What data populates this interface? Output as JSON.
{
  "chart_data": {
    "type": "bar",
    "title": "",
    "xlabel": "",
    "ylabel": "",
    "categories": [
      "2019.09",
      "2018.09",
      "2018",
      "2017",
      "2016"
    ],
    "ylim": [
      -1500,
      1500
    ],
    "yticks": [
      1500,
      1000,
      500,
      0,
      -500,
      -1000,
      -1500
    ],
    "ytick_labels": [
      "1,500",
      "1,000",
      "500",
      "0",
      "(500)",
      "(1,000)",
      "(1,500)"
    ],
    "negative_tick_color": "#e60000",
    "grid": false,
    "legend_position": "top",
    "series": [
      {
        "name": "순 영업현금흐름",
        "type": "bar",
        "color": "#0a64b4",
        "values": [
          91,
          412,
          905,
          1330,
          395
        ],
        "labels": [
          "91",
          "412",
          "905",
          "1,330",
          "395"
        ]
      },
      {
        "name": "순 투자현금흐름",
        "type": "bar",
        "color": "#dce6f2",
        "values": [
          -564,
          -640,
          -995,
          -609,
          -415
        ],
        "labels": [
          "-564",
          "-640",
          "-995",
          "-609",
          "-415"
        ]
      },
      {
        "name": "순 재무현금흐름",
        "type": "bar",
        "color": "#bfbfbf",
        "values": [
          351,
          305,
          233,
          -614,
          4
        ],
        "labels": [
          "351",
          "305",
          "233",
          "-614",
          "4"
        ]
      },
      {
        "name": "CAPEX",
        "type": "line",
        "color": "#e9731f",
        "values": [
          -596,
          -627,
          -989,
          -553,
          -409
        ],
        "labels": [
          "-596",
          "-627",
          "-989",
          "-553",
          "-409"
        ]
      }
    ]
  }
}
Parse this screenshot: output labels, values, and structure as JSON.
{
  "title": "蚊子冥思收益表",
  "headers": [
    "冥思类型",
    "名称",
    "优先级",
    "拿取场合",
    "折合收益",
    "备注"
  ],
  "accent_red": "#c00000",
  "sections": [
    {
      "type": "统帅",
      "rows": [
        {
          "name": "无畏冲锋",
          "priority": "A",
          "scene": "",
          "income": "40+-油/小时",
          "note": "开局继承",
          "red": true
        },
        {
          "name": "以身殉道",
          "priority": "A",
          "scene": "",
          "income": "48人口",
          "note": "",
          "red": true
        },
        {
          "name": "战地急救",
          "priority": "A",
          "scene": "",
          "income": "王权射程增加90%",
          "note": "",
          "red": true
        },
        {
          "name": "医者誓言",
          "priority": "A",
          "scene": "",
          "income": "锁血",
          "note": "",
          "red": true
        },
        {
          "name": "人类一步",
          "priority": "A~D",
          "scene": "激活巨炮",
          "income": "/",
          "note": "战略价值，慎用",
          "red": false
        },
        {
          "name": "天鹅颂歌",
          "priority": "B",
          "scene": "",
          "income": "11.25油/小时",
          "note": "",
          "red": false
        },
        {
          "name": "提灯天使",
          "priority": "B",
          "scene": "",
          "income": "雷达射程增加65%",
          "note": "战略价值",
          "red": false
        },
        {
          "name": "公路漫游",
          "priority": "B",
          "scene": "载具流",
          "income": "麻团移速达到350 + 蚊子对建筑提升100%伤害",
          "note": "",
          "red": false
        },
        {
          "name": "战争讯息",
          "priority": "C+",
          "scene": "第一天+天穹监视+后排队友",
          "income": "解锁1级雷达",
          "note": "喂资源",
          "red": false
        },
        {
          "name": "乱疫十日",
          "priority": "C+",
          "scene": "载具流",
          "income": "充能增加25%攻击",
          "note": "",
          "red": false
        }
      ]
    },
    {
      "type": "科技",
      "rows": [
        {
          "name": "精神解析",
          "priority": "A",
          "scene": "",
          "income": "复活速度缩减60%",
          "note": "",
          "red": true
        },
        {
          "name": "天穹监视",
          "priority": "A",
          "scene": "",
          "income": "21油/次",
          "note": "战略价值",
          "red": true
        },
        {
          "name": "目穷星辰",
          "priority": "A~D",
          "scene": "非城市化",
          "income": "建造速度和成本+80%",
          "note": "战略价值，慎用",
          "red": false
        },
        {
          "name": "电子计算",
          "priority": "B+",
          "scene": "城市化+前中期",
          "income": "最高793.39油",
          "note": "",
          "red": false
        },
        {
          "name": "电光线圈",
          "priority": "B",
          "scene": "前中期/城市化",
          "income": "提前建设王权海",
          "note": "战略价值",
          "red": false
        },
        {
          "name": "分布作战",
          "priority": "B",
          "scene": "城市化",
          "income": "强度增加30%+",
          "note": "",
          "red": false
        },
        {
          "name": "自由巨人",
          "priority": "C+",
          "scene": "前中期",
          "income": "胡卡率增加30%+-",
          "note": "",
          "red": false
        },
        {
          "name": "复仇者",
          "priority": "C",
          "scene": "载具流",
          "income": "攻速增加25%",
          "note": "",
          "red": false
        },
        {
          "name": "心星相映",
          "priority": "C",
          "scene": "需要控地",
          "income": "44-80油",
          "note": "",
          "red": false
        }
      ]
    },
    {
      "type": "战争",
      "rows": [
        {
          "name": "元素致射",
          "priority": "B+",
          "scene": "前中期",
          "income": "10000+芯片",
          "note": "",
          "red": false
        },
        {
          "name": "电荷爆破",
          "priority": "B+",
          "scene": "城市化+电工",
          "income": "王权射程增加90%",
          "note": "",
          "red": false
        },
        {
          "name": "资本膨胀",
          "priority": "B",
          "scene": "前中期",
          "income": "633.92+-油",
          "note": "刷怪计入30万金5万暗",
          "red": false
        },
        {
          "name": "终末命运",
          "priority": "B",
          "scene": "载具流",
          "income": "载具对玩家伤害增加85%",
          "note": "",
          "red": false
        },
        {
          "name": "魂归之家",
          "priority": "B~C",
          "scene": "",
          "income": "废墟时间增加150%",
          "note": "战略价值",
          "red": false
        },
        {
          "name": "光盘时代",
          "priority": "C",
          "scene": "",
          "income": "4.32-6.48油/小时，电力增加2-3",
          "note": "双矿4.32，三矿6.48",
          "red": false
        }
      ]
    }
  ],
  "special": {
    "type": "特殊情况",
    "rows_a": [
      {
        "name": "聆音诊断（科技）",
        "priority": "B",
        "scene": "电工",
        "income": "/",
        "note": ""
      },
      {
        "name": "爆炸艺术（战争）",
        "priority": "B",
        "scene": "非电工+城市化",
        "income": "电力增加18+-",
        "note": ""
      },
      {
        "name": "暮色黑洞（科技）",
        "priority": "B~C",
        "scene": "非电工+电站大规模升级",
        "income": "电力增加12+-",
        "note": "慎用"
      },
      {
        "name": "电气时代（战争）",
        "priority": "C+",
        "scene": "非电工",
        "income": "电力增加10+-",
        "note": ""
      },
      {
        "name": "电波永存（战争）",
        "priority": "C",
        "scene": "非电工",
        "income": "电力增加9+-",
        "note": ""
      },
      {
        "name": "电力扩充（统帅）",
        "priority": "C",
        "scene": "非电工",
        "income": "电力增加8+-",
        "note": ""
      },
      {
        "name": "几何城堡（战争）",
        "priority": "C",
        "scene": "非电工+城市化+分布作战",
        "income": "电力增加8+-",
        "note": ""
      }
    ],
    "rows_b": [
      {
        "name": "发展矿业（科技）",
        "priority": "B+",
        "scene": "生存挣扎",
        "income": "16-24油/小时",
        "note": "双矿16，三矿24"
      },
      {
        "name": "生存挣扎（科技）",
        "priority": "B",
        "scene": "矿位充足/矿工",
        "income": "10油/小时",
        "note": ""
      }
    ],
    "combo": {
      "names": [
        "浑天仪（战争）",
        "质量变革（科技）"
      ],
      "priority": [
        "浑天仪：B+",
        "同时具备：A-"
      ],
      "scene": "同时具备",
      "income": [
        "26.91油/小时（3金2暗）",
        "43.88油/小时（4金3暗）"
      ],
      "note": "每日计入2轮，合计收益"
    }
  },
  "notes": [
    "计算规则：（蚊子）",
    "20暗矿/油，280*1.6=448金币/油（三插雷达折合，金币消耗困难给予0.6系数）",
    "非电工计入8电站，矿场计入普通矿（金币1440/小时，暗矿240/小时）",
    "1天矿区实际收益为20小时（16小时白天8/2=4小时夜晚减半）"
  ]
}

[GIVEN TASK] Select and copy every line of the material that holds the string "type".

[TASK RESPONSE]
    "type": "bar",
        "type": "bar",
        "type": "bar",
        "type": "bar",
        "type": "line",
      "type": "统帅",
      "type": "科技",
      "type": "战争",
    "type": "特殊情况",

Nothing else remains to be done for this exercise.